Exercise objective: Pick out and copy every line below that has the word "this".

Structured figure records
Start

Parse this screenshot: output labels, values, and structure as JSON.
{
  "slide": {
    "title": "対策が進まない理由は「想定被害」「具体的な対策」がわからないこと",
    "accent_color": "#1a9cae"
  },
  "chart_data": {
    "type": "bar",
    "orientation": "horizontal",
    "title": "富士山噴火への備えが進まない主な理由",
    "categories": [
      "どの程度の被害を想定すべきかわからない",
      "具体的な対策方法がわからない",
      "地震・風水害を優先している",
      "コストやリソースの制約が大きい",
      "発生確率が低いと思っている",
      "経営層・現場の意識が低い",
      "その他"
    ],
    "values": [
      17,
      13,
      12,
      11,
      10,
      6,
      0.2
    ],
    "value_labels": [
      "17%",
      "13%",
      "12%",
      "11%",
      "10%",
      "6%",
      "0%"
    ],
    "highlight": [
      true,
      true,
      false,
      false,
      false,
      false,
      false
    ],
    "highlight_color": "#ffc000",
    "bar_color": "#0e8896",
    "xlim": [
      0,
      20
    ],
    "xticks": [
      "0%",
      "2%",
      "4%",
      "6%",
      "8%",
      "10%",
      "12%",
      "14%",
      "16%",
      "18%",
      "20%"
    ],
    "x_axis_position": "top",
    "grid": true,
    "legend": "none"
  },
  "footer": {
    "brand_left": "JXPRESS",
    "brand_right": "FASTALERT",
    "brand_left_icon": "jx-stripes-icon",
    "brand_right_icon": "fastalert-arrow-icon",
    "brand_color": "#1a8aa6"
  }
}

End
Start

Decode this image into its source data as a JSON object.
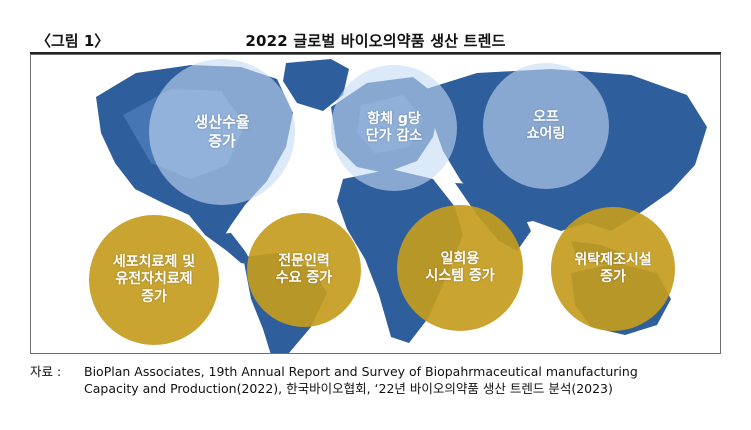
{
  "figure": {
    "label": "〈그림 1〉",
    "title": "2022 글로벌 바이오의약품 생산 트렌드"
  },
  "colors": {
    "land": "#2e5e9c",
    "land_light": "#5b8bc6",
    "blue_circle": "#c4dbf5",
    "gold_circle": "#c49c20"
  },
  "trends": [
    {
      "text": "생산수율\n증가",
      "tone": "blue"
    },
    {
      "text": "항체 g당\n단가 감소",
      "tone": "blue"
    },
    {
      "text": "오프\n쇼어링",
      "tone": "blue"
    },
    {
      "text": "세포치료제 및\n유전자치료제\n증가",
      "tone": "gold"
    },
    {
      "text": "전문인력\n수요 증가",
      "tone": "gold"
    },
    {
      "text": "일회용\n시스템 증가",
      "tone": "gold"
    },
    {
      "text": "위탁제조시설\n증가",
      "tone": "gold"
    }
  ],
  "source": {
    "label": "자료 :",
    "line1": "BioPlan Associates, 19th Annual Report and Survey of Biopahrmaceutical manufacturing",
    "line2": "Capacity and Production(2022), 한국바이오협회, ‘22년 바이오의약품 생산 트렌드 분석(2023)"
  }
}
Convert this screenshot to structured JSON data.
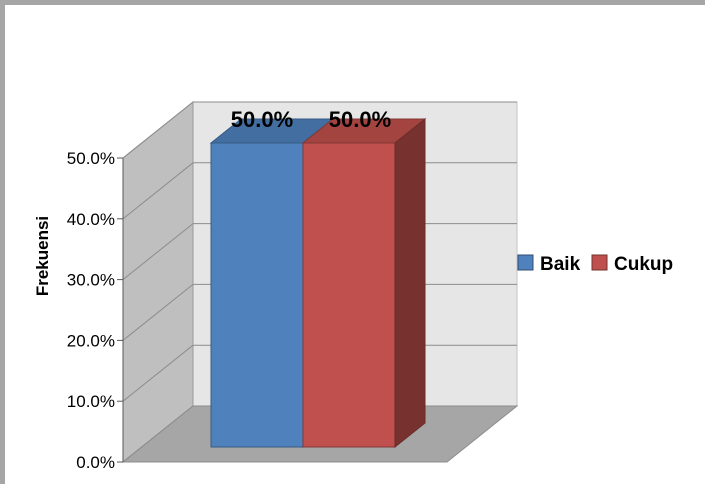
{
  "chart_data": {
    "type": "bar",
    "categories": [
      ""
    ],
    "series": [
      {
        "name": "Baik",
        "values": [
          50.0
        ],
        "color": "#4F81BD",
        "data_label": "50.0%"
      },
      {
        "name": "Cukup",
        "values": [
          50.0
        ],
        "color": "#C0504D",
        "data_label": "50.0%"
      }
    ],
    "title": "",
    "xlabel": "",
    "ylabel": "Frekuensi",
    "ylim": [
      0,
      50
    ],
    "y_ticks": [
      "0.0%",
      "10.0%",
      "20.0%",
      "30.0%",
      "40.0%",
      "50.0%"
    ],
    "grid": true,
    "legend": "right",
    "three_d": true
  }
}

End

Task solution:
Parse this screenshot: output labels, values, and structure as JSON.
Decode this image into its source data as a JSON object.
Convert this screenshot to structured JSON data.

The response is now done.